Objective — Take the records underneath and set them down exactly.

####################

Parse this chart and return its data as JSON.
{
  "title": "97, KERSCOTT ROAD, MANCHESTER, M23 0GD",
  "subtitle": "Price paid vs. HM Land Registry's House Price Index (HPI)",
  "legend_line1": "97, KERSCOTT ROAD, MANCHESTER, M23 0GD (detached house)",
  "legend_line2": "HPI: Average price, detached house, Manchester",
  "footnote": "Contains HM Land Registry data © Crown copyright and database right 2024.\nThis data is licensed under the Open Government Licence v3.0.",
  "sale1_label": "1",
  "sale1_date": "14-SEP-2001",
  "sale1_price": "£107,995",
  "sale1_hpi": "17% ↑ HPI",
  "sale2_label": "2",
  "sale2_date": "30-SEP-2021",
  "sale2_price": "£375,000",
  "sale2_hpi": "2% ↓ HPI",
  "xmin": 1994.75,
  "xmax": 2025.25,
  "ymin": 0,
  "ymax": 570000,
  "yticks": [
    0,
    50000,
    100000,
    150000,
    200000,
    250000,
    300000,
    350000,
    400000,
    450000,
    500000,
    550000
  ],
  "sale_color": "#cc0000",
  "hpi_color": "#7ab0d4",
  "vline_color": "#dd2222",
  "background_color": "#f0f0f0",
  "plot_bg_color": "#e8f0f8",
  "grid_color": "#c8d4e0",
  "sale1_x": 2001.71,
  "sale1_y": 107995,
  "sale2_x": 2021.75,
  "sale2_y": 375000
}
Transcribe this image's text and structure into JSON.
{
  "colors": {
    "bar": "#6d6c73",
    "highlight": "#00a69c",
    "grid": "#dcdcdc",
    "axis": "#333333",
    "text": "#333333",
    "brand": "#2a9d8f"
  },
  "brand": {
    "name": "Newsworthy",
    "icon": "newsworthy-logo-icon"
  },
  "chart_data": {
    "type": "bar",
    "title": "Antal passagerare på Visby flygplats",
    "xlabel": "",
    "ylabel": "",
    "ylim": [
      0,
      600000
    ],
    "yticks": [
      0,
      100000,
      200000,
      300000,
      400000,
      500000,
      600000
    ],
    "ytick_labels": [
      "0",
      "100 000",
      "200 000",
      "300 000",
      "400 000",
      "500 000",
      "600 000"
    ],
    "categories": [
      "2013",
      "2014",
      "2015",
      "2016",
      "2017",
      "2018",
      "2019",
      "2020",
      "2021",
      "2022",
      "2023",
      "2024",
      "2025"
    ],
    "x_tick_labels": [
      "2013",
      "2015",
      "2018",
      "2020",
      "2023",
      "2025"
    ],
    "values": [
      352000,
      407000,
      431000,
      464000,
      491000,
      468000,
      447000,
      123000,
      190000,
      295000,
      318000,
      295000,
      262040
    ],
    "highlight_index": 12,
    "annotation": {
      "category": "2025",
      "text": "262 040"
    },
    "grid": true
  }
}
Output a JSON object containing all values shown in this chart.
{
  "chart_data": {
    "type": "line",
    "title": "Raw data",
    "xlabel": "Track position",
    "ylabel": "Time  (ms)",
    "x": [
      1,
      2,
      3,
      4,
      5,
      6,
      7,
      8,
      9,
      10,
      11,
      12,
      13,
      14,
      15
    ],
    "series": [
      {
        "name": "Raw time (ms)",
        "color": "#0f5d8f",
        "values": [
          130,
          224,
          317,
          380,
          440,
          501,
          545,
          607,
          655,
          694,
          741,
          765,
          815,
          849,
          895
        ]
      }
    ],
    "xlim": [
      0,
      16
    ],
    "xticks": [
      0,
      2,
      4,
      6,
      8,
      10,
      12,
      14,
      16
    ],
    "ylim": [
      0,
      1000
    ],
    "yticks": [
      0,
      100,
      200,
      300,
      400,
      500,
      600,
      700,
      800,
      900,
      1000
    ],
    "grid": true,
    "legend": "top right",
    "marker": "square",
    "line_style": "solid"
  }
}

####################

Task output —
Parse this chart and return its data as JSON.
{
  "title": "97, KERSCOTT ROAD, MANCHESTER, M23 0GD",
  "subtitle": "Price paid vs. HM Land Registry's House Price Index (HPI)",
  "legend_line1": "97, KERSCOTT ROAD, MANCHESTER, M23 0GD (detached house)",
  "legend_line2": "HPI: Average price, detached house, Manchester",
  "footnote": "Contains HM Land Registry data © Crown copyright and database right 2024.\nThis data is licensed under the Open Government Licence v3.0.",
  "sale1_label": "1",
  "sale1_date": "14-SEP-2001",
  "sale1_price": "£107,995",
  "sale1_hpi": "17% ↑ HPI",
  "sale2_label": "2",
  "sale2_date": "30-SEP-2021",
  "sale2_price": "£375,000",
  "sale2_hpi": "2% ↓ HPI",
  "xmin": 1994.75,
  "xmax": 2025.25,
  "ymin": 0,
  "ymax": 570000,
  "yticks": [
    0,
    50000,
    100000,
    150000,
    200000,
    250000,
    300000,
    350000,
    400000,
    450000,
    500000,
    550000
  ],
  "sale_color": "#cc0000",
  "hpi_color": "#7ab0d4",
  "vline_color": "#dd2222",
  "background_color": "#f0f0f0",
  "plot_bg_color": "#e8f0f8",
  "grid_color": "#c8d4e0",
  "sale1_x": 2001.71,
  "sale1_y": 107995,
  "sale2_x": 2021.75,
  "sale2_y": 375000
}
Transcribe this image's text and structure into JSON.
{
  "colors": {
    "bar": "#6d6c73",
    "highlight": "#00a69c",
    "grid": "#dcdcdc",
    "axis": "#333333",
    "text": "#333333",
    "brand": "#2a9d8f"
  },
  "brand": {
    "name": "Newsworthy",
    "icon": "newsworthy-logo-icon"
  },
  "chart_data": {
    "type": "bar",
    "title": "Antal passagerare på Visby flygplats",
    "xlabel": "",
    "ylabel": "",
    "ylim": [
      0,
      600000
    ],
    "yticks": [
      0,
      100000,
      200000,
      300000,
      400000,
      500000,
      600000
    ],
    "ytick_labels": [
      "0",
      "100 000",
      "200 000",
      "300 000",
      "400 000",
      "500 000",
      "600 000"
    ],
    "categories": [
      "2013",
      "2014",
      "2015",
      "2016",
      "2017",
      "2018",
      "2019",
      "2020",
      "2021",
      "2022",
      "2023",
      "2024",
      "2025"
    ],
    "x_tick_labels": [
      "2013",
      "2015",
      "2018",
      "2020",
      "2023",
      "2025"
    ],
    "values": [
      352000,
      407000,
      431000,
      464000,
      491000,
      468000,
      447000,
      123000,
      190000,
      295000,
      318000,
      295000,
      262040
    ],
    "highlight_index": 12,
    "annotation": {
      "category": "2025",
      "text": "262 040"
    },
    "grid": true
  }
}
Output a JSON object containing all values shown in this chart.
{
  "chart_data": {
    "type": "line",
    "title": "Raw data",
    "xlabel": "Track position",
    "ylabel": "Time  (ms)",
    "x": [
      1,
      2,
      3,
      4,
      5,
      6,
      7,
      8,
      9,
      10,
      11,
      12,
      13,
      14,
      15
    ],
    "series": [
      {
        "name": "Raw time (ms)",
        "color": "#0f5d8f",
        "values": [
          130,
          224,
          317,
          380,
          440,
          501,
          545,
          607,
          655,
          694,
          741,
          765,
          815,
          849,
          895
        ]
      }
    ],
    "xlim": [
      0,
      16
    ],
    "xticks": [
      0,
      2,
      4,
      6,
      8,
      10,
      12,
      14,
      16
    ],
    "ylim": [
      0,
      1000
    ],
    "yticks": [
      0,
      100,
      200,
      300,
      400,
      500,
      600,
      700,
      800,
      900,
      1000
    ],
    "grid": true,
    "legend": "top right",
    "marker": "square",
    "line_style": "solid"
  }
}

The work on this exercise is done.